*DATA IN THIS EXERCISE*.
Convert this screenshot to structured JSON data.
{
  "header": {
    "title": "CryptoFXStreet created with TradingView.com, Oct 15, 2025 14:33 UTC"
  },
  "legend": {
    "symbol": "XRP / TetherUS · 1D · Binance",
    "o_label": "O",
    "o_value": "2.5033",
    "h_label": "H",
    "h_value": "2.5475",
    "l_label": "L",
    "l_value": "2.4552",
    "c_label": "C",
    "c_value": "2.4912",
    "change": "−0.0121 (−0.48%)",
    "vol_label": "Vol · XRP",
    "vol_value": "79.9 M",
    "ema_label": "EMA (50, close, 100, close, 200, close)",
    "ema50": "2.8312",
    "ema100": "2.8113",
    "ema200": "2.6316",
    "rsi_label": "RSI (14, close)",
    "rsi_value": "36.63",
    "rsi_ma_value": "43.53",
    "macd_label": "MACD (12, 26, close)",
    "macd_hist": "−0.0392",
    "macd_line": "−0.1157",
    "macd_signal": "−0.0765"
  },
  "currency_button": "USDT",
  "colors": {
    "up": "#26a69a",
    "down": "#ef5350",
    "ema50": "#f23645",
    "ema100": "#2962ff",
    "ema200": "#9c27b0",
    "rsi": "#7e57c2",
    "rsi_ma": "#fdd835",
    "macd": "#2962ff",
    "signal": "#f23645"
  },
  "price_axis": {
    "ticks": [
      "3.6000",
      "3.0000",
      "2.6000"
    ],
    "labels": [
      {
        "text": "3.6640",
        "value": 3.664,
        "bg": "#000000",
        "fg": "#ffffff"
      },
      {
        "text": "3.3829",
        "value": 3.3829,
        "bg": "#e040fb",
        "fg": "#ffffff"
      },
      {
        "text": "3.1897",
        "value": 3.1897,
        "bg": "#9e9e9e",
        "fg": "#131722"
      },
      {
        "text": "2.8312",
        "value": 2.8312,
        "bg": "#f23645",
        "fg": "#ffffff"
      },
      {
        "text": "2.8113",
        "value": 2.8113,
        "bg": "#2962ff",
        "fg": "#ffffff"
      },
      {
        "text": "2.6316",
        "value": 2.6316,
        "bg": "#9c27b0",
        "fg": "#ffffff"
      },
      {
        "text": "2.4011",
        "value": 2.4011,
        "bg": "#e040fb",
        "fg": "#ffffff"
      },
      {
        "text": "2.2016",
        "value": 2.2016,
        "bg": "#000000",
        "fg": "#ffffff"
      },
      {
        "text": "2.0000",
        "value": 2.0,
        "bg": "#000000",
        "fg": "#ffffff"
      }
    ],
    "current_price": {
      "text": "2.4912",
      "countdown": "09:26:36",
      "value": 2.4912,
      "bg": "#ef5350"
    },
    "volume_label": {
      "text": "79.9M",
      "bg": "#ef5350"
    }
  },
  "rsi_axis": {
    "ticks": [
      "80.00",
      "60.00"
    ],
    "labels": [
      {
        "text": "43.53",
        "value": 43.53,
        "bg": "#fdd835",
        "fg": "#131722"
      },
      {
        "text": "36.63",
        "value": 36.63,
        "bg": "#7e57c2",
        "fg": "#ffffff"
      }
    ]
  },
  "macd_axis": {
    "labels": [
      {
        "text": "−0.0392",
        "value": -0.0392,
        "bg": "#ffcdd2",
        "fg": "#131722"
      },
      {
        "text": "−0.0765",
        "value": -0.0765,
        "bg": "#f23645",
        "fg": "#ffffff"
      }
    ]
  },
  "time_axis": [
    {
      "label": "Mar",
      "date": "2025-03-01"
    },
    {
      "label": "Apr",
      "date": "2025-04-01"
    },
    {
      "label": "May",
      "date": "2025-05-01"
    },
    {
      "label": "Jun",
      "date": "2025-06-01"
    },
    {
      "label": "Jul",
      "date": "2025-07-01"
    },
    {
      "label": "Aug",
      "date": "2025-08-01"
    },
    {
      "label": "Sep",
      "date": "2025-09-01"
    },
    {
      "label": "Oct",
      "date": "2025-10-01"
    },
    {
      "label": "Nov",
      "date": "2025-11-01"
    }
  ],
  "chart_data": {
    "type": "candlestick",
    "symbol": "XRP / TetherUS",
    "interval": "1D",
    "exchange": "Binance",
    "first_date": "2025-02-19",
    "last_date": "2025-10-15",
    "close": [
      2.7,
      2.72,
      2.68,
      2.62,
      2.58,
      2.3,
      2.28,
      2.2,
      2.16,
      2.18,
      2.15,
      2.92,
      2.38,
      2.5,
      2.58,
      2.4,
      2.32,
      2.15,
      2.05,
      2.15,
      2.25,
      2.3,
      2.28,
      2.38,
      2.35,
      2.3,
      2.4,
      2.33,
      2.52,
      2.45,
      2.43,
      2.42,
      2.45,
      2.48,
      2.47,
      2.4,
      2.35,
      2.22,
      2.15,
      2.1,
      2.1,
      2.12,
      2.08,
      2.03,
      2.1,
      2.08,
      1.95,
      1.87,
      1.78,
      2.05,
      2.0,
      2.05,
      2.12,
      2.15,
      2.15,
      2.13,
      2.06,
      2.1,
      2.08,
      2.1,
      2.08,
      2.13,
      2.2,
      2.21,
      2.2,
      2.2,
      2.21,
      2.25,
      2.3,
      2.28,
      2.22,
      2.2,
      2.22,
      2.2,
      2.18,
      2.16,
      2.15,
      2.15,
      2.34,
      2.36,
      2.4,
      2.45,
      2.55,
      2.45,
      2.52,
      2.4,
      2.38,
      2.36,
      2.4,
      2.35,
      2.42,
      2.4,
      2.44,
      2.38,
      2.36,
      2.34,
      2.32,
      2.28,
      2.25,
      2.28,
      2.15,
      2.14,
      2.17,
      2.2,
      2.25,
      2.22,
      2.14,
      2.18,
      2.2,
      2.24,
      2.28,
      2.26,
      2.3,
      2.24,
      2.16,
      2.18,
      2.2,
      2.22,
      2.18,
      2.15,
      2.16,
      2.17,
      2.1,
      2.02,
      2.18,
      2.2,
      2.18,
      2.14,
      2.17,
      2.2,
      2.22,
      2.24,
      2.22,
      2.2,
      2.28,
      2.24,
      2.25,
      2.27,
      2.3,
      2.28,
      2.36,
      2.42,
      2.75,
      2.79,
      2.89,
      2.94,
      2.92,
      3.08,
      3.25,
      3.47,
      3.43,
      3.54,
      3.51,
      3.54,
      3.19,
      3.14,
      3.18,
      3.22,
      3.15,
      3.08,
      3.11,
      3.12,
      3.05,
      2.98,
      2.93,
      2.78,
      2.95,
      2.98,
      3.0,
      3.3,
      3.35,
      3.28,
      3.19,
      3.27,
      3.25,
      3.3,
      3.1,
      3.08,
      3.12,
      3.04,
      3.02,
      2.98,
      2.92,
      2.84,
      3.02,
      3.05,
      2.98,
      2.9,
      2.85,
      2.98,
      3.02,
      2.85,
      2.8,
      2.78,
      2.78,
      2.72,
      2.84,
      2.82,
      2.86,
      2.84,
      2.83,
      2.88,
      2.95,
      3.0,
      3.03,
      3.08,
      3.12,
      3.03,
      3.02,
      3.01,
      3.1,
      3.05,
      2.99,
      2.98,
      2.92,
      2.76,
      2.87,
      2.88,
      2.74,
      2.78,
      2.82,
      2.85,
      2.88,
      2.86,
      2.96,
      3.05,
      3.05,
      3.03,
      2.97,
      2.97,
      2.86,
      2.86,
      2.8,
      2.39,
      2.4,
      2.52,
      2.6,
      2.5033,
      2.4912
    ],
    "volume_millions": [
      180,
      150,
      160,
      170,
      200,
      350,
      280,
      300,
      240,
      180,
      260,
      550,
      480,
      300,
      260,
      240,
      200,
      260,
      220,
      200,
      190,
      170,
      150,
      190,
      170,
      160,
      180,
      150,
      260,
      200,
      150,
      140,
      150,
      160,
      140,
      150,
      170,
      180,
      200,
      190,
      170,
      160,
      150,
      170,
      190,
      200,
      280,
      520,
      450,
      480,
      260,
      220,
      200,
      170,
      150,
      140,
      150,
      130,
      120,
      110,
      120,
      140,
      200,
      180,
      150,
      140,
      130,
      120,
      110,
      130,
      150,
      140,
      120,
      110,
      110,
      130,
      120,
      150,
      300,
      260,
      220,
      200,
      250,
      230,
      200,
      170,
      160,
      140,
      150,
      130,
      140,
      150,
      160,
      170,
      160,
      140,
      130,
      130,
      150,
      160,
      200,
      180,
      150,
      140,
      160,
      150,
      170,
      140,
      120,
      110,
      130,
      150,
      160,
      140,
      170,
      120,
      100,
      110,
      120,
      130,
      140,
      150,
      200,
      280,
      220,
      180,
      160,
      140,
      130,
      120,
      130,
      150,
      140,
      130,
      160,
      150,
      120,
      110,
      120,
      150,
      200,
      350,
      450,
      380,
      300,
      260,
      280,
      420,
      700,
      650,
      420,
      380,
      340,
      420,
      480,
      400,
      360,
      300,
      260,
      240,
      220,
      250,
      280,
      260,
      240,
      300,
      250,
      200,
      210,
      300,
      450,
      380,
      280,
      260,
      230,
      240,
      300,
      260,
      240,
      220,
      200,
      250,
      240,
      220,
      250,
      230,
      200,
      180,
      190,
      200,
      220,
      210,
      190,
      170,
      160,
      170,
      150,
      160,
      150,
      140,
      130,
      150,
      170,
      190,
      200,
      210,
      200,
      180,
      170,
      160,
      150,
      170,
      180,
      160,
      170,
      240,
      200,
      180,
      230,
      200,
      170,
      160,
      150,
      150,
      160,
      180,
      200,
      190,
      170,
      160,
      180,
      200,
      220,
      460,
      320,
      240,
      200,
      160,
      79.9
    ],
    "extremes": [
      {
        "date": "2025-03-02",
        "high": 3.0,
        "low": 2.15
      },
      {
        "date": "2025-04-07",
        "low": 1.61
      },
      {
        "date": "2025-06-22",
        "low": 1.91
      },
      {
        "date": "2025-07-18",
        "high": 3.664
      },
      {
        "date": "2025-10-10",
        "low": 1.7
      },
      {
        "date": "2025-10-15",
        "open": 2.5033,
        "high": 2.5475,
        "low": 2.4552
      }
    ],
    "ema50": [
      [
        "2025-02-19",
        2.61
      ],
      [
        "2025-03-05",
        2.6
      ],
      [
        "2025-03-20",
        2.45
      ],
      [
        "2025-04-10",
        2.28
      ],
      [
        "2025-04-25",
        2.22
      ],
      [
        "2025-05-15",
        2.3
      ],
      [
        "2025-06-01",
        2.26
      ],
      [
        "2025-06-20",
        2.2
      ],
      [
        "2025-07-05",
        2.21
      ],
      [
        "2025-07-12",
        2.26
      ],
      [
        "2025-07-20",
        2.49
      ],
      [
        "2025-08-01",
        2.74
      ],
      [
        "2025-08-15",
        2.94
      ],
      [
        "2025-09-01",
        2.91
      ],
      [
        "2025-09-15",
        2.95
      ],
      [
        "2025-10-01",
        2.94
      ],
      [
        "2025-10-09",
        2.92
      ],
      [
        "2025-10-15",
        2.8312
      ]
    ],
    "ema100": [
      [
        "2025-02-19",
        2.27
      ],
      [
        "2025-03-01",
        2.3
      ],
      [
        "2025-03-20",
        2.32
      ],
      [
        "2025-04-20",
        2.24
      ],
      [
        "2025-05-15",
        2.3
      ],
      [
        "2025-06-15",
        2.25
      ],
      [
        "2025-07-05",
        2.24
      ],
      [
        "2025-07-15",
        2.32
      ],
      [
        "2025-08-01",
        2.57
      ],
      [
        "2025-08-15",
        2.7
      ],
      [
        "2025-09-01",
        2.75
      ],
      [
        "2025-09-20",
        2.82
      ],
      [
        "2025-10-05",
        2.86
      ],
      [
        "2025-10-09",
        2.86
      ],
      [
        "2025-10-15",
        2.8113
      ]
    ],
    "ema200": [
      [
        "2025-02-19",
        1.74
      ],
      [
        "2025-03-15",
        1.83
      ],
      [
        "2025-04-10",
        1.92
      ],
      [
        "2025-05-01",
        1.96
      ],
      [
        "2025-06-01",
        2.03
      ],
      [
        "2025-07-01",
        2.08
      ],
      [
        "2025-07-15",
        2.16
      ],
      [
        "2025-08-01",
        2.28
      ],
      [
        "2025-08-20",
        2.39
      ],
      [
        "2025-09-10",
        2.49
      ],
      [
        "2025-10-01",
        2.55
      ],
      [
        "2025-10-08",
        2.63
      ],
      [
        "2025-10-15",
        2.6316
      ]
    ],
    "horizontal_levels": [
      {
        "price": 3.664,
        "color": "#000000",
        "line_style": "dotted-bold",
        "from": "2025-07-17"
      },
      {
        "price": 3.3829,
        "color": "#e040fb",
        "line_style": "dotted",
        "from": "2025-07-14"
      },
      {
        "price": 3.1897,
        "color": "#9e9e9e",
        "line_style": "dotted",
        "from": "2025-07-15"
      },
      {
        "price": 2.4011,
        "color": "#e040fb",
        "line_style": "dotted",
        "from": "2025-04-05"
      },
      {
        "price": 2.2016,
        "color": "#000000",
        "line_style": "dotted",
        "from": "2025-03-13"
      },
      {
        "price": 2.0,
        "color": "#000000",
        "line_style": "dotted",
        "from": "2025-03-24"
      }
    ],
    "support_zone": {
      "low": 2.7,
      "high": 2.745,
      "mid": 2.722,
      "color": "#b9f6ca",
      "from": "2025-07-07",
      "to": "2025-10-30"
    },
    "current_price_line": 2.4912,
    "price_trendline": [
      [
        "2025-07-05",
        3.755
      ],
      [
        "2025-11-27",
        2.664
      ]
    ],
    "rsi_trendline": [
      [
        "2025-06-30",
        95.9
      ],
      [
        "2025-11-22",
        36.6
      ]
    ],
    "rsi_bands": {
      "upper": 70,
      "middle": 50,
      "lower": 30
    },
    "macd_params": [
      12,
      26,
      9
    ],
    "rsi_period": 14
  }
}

*CHALLENGE*. From the listing above, collect each line in which the string "close" appears.

*EXERCISE SOLUTION*.
    "ema_label": "EMA (50, close, 100, close, 200, close)",
    "rsi_label": "RSI (14, close)",
    "macd_label": "MACD (12, 26, close)",
    "close": [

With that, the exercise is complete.